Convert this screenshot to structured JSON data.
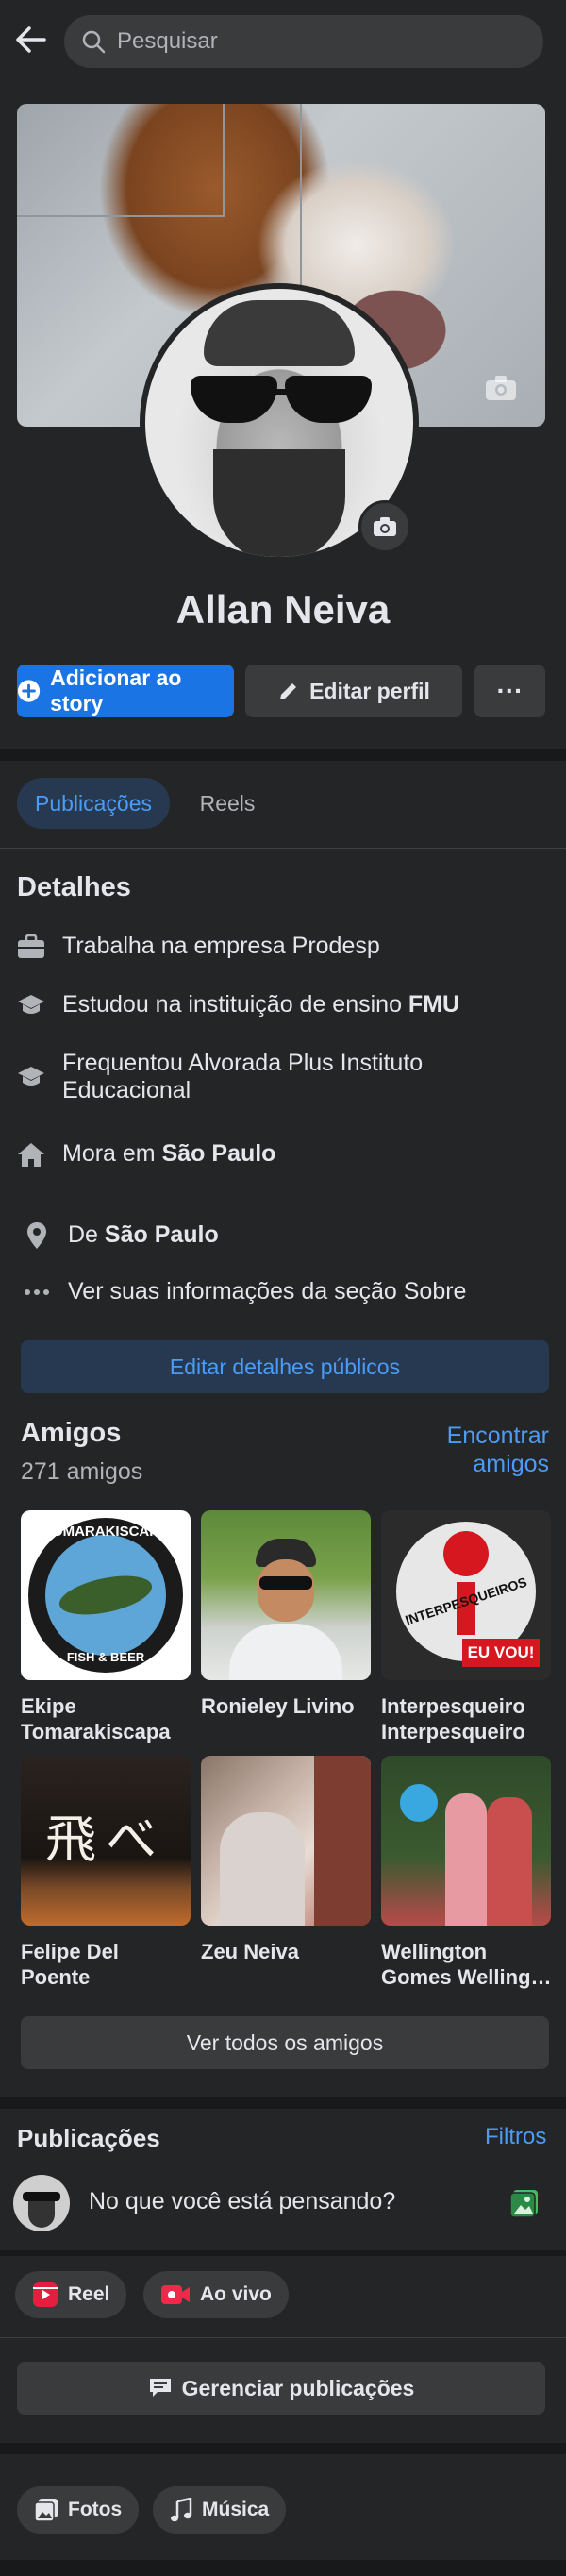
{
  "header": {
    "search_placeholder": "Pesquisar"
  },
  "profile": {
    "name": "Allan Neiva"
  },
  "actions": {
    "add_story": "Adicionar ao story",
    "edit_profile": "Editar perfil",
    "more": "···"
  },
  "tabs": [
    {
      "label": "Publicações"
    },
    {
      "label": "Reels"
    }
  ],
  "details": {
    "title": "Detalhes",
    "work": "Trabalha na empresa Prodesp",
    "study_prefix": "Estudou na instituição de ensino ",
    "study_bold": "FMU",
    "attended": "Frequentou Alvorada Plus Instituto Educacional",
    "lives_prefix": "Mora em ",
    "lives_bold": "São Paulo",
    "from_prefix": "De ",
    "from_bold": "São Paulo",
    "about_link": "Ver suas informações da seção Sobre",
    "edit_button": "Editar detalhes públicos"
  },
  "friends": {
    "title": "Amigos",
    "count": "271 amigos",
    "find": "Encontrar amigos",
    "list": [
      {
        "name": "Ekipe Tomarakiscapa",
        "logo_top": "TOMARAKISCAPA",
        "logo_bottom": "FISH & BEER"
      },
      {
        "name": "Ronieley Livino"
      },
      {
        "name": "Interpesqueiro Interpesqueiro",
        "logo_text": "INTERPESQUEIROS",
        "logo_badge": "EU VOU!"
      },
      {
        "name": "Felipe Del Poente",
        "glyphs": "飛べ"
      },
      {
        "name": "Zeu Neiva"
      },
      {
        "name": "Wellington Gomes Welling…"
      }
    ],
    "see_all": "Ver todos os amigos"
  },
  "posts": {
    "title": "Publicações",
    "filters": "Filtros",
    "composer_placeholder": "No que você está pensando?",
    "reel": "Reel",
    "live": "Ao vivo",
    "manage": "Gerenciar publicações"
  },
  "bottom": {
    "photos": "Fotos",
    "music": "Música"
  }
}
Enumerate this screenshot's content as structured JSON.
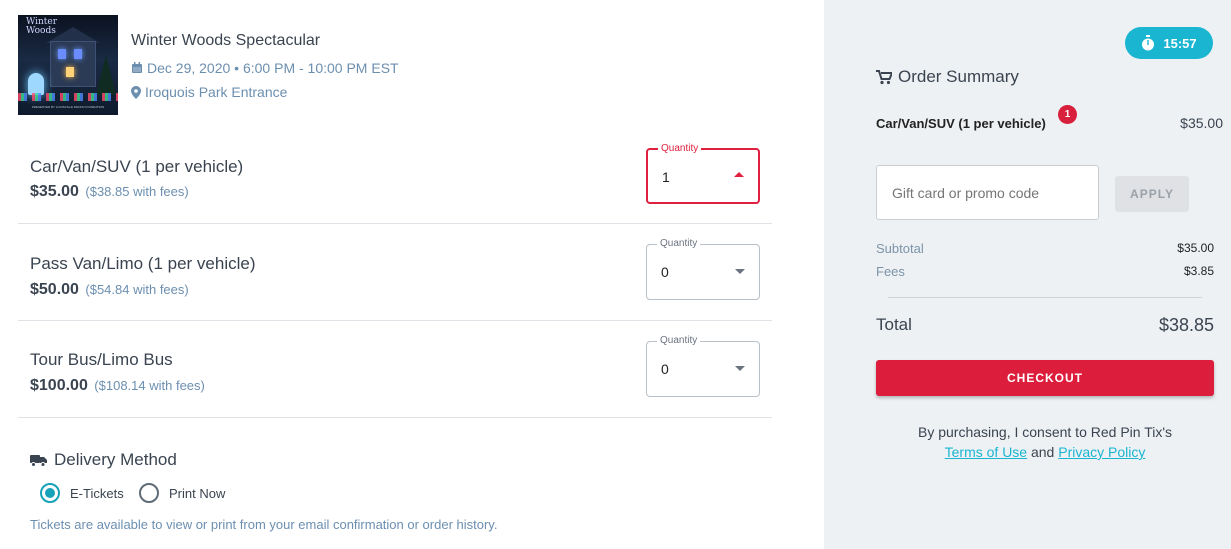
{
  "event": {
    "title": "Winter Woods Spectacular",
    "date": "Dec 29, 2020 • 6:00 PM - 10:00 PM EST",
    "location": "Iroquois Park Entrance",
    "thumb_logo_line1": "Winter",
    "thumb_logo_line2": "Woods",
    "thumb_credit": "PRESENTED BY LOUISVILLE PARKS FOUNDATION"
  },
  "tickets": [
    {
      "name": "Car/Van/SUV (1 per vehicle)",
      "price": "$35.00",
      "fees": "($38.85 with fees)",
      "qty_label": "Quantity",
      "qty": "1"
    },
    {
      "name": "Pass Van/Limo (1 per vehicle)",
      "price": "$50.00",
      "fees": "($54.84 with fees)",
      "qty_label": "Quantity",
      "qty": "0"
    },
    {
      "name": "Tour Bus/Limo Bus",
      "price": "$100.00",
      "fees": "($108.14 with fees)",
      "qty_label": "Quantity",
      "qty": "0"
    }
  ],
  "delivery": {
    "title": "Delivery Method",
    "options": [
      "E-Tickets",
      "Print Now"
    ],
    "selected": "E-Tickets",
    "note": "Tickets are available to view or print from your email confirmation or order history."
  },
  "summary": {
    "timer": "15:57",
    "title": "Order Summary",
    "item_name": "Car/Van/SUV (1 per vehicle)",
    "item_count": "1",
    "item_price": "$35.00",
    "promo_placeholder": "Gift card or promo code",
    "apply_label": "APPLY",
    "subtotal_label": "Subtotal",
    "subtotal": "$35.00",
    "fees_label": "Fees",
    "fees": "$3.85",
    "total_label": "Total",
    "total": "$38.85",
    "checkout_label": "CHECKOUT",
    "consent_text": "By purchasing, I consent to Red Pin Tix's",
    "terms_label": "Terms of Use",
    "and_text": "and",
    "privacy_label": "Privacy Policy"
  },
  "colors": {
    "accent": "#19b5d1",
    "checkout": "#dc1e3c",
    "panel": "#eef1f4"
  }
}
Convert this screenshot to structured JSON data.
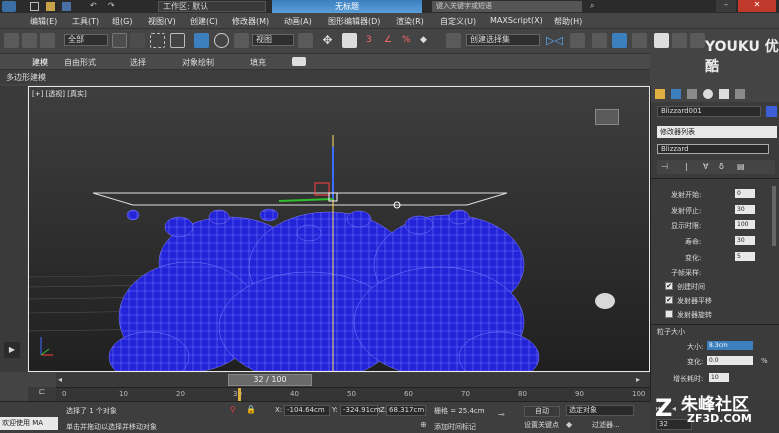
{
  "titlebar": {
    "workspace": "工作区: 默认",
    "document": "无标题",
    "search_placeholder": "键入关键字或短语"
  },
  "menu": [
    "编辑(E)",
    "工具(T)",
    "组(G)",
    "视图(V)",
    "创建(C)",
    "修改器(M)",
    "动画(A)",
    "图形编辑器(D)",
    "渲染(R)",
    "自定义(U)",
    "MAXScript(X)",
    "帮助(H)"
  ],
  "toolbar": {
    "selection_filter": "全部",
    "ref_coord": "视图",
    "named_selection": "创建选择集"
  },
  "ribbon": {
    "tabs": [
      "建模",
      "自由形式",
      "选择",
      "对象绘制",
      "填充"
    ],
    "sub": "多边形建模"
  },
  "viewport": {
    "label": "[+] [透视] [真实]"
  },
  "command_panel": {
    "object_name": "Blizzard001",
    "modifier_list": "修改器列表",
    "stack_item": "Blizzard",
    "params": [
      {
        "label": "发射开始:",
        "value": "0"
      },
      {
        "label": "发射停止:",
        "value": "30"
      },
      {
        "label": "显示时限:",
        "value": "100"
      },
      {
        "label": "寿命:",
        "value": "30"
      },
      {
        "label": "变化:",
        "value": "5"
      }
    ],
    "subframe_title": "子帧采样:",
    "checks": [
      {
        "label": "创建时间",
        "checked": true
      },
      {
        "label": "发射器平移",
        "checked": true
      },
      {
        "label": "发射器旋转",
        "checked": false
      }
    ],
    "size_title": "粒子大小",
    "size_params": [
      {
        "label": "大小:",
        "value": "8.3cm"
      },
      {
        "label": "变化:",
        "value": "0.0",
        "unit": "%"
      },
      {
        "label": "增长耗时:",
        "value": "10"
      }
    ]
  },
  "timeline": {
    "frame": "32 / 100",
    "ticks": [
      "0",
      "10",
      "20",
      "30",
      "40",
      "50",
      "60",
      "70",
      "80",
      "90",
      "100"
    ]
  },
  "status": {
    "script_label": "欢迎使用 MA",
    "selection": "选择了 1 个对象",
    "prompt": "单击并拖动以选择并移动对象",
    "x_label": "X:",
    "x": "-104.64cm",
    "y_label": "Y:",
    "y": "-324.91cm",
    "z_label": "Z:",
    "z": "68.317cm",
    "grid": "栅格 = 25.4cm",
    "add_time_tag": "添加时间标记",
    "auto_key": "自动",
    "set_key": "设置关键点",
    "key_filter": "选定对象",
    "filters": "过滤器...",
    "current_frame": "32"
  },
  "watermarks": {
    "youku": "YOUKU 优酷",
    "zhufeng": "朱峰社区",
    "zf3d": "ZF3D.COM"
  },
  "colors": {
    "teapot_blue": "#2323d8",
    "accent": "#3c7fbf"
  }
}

.....

- REQUIRED WORK -
Reproduce every line above as written, skipping pictures.

- FINISHED EXERCISE -
Convert this screenshot to structured JSON data.
{
  "header": {
    "search_placeholder": "Pesquisar"
  },
  "profile": {
    "name": "Allan Neiva"
  },
  "actions": {
    "add_story": "Adicionar ao story",
    "edit_profile": "Editar perfil",
    "more": "···"
  },
  "tabs": [
    {
      "label": "Publicações"
    },
    {
      "label": "Reels"
    }
  ],
  "details": {
    "title": "Detalhes",
    "work": "Trabalha na empresa Prodesp",
    "study_prefix": "Estudou na instituição de ensino ",
    "study_bold": "FMU",
    "attended": "Frequentou Alvorada Plus Instituto Educacional",
    "lives_prefix": "Mora em ",
    "lives_bold": "São Paulo",
    "from_prefix": "De ",
    "from_bold": "São Paulo",
    "about_link": "Ver suas informações da seção Sobre",
    "edit_button": "Editar detalhes públicos"
  },
  "friends": {
    "title": "Amigos",
    "count": "271 amigos",
    "find": "Encontrar amigos",
    "list": [
      {
        "name": "Ekipe Tomarakiscapa",
        "logo_top": "TOMARAKISCAPA",
        "logo_bottom": "FISH & BEER"
      },
      {
        "name": "Ronieley Livino"
      },
      {
        "name": "Interpesqueiro Interpesqueiro",
        "logo_text": "INTERPESQUEIROS",
        "logo_badge": "EU VOU!"
      },
      {
        "name": "Felipe Del Poente",
        "glyphs": "飛べ"
      },
      {
        "name": "Zeu Neiva"
      },
      {
        "name": "Wellington Gomes Welling…"
      }
    ],
    "see_all": "Ver todos os amigos"
  },
  "posts": {
    "title": "Publicações",
    "filters": "Filtros",
    "composer_placeholder": "No que você está pensando?",
    "reel": "Reel",
    "live": "Ao vivo",
    "manage": "Gerenciar publicações"
  },
  "bottom": {
    "photos": "Fotos",
    "music": "Música"
  }
}
Enumerate this screenshot's content as structured JSON.
{
  "event": {
    "title": "Winter Woods Spectacular",
    "date": "Dec 29, 2020 • 6:00 PM - 10:00 PM EST",
    "location": "Iroquois Park Entrance",
    "thumb_logo_line1": "Winter",
    "thumb_logo_line2": "Woods",
    "thumb_credit": "PRESENTED BY LOUISVILLE PARKS FOUNDATION"
  },
  "tickets": [
    {
      "name": "Car/Van/SUV (1 per vehicle)",
      "price": "$35.00",
      "fees": "($38.85 with fees)",
      "qty_label": "Quantity",
      "qty": "1"
    },
    {
      "name": "Pass Van/Limo (1 per vehicle)",
      "price": "$50.00",
      "fees": "($54.84 with fees)",
      "qty_label": "Quantity",
      "qty": "0"
    },
    {
      "name": "Tour Bus/Limo Bus",
      "price": "$100.00",
      "fees": "($108.14 with fees)",
      "qty_label": "Quantity",
      "qty": "0"
    }
  ],
  "delivery": {
    "title": "Delivery Method",
    "options": [
      "E-Tickets",
      "Print Now"
    ],
    "selected": "E-Tickets",
    "note": "Tickets are available to view or print from your email confirmation or order history."
  },
  "summary": {
    "timer": "15:57",
    "title": "Order Summary",
    "item_name": "Car/Van/SUV (1 per vehicle)",
    "item_count": "1",
    "item_price": "$35.00",
    "promo_placeholder": "Gift card or promo code",
    "apply_label": "APPLY",
    "subtotal_label": "Subtotal",
    "subtotal": "$35.00",
    "fees_label": "Fees",
    "fees": "$3.85",
    "total_label": "Total",
    "total": "$38.85",
    "checkout_label": "CHECKOUT",
    "consent_text": "By purchasing, I consent to Red Pin Tix's",
    "terms_label": "Terms of Use",
    "and_text": "and",
    "privacy_label": "Privacy Policy"
  },
  "colors": {
    "accent": "#19b5d1",
    "checkout": "#dc1e3c",
    "panel": "#eef1f4"
  }
}
Convert this screenshot to structured JSON data.
{
  "titlebar": {
    "workspace": "工作区: 默认",
    "document": "无标题",
    "search_placeholder": "键入关键字或短语"
  },
  "menu": [
    "编辑(E)",
    "工具(T)",
    "组(G)",
    "视图(V)",
    "创建(C)",
    "修改器(M)",
    "动画(A)",
    "图形编辑器(D)",
    "渲染(R)",
    "自定义(U)",
    "MAXScript(X)",
    "帮助(H)"
  ],
  "toolbar": {
    "selection_filter": "全部",
    "ref_coord": "视图",
    "named_selection": "创建选择集"
  },
  "ribbon": {
    "tabs": [
      "建模",
      "自由形式",
      "选择",
      "对象绘制",
      "填充"
    ],
    "sub": "多边形建模"
  },
  "viewport": {
    "label": "[+] [透视] [真实]"
  },
  "command_panel": {
    "object_name": "Blizzard001",
    "modifier_list": "修改器列表",
    "stack_item": "Blizzard",
    "params": [
      {
        "label": "发射开始:",
        "value": "0"
      },
      {
        "label": "发射停止:",
        "value": "30"
      },
      {
        "label": "显示时限:",
        "value": "100"
      },
      {
        "label": "寿命:",
        "value": "30"
      },
      {
        "label": "变化:",
        "value": "5"
      }
    ],
    "subframe_title": "子帧采样:",
    "checks": [
      {
        "label": "创建时间",
        "checked": true
      },
      {
        "label": "发射器平移",
        "checked": true
      },
      {
        "label": "发射器旋转",
        "checked": false
      }
    ],
    "size_title": "粒子大小",
    "size_params": [
      {
        "label": "大小:",
        "value": "8.3cm"
      },
      {
        "label": "变化:",
        "value": "0.0",
        "unit": "%"
      },
      {
        "label": "增长耗时:",
        "value": "10"
      }
    ]
  },
  "timeline": {
    "frame": "32 / 100",
    "ticks": [
      "0",
      "10",
      "20",
      "30",
      "40",
      "50",
      "60",
      "70",
      "80",
      "90",
      "100"
    ]
  },
  "status": {
    "script_label": "欢迎使用 MA",
    "selection": "选择了 1 个对象",
    "prompt": "单击并拖动以选择并移动对象",
    "x_label": "X:",
    "x": "-104.64cm",
    "y_label": "Y:",
    "y": "-324.91cm",
    "z_label": "Z:",
    "z": "68.317cm",
    "grid": "栅格 = 25.4cm",
    "add_time_tag": "添加时间标记",
    "auto_key": "自动",
    "set_key": "设置关键点",
    "key_filter": "选定对象",
    "filters": "过滤器...",
    "current_frame": "32"
  },
  "watermarks": {
    "youku": "YOUKU 优酷",
    "zhufeng": "朱峰社区",
    "zf3d": "ZF3D.COM"
  },
  "colors": {
    "teapot_blue": "#2323d8",
    "accent": "#3c7fbf"
  }
}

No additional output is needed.